Work instructions: The listing below is the input. Say how many of its lines contain "admin", giving the number alone.

Data extract:
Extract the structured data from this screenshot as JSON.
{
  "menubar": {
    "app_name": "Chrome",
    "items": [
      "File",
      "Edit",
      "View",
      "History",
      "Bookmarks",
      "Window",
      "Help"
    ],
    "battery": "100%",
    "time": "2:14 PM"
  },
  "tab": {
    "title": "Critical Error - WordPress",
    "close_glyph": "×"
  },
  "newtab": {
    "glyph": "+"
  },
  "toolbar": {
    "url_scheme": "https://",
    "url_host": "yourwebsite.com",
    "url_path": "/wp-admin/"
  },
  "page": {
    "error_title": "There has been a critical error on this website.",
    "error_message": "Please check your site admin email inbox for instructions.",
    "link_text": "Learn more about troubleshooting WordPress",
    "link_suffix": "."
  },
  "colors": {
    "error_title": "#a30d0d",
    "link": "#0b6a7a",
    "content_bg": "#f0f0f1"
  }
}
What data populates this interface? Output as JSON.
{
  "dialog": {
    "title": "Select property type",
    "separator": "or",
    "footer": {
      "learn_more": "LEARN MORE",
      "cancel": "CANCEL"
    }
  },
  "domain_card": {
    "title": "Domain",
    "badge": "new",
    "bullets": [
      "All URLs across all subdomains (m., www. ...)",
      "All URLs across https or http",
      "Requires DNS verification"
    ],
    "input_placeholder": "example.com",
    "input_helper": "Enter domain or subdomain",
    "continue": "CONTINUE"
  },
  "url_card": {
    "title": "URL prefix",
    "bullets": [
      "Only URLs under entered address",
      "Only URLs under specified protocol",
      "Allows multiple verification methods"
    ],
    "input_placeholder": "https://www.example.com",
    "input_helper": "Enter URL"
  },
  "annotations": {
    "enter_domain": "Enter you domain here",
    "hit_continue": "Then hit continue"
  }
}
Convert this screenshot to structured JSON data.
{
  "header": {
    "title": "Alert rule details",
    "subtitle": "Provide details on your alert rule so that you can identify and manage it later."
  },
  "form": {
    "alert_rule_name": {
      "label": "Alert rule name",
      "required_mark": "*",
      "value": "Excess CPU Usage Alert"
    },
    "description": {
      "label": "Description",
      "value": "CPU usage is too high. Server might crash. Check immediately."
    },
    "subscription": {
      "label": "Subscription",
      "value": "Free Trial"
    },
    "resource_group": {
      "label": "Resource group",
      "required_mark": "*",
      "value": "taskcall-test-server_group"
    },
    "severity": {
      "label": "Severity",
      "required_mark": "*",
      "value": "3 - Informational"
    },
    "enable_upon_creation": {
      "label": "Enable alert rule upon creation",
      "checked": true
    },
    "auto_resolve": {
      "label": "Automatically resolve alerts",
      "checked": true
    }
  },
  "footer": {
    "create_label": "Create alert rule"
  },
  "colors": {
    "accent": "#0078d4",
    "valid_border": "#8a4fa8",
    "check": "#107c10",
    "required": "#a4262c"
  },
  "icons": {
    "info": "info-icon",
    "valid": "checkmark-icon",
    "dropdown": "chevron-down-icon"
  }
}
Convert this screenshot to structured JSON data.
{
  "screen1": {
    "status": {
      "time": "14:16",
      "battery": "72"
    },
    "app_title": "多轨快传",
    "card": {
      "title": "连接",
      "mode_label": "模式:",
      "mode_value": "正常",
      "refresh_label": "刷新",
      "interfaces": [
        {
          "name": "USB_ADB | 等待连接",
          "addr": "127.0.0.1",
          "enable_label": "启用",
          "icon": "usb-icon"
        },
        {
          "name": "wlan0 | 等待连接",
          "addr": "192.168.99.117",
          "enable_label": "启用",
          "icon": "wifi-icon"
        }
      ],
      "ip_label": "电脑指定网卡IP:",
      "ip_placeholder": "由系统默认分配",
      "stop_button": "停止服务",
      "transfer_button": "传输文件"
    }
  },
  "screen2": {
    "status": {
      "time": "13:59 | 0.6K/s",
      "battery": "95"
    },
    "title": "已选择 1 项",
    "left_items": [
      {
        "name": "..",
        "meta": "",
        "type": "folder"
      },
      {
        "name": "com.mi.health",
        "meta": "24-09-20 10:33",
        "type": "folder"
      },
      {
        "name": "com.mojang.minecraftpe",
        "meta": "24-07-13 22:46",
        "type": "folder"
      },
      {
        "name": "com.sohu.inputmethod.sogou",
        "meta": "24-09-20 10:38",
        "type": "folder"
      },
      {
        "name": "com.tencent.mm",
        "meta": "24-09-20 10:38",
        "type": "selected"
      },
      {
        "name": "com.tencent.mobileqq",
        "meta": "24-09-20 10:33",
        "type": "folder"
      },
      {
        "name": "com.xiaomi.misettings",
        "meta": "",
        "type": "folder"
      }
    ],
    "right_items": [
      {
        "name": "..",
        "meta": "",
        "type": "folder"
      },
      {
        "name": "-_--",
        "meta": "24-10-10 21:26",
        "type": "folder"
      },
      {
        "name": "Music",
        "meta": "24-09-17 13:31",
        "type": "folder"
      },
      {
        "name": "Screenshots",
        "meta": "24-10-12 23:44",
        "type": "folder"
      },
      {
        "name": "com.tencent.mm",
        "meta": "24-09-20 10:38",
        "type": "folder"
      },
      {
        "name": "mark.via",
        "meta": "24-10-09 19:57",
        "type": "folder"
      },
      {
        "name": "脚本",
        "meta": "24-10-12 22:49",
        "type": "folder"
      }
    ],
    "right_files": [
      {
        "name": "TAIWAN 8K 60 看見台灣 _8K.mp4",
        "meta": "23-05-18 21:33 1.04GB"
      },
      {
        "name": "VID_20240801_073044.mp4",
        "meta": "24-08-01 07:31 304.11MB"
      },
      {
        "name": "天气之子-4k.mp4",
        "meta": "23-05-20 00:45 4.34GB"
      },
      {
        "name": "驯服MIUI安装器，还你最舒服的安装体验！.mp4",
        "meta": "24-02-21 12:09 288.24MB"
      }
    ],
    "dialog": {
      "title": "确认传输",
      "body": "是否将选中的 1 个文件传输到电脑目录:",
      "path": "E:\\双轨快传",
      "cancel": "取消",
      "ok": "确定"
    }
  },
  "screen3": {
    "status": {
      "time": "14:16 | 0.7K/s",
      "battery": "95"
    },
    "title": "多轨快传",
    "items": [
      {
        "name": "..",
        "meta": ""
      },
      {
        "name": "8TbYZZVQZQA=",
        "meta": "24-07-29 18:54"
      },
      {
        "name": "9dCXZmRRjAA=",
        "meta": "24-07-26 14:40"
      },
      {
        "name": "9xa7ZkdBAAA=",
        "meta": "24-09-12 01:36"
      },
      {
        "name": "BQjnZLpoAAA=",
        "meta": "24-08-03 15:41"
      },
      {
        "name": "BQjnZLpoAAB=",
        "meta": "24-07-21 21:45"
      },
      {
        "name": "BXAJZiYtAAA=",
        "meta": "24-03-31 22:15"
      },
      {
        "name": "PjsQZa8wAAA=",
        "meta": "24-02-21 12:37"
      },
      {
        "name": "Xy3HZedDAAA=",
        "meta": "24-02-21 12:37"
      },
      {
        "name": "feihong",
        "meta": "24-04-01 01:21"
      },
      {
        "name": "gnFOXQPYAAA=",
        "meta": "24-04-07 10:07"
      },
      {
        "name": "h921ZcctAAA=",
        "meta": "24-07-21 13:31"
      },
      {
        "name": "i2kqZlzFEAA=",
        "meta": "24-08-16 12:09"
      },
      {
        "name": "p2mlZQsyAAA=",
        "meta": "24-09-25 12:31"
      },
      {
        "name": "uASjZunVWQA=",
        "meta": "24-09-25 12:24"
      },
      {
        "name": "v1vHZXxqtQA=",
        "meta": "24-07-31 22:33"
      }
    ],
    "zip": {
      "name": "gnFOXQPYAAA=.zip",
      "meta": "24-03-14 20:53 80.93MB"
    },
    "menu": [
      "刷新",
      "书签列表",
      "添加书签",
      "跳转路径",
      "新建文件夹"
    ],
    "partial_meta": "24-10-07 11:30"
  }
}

Full solution: 2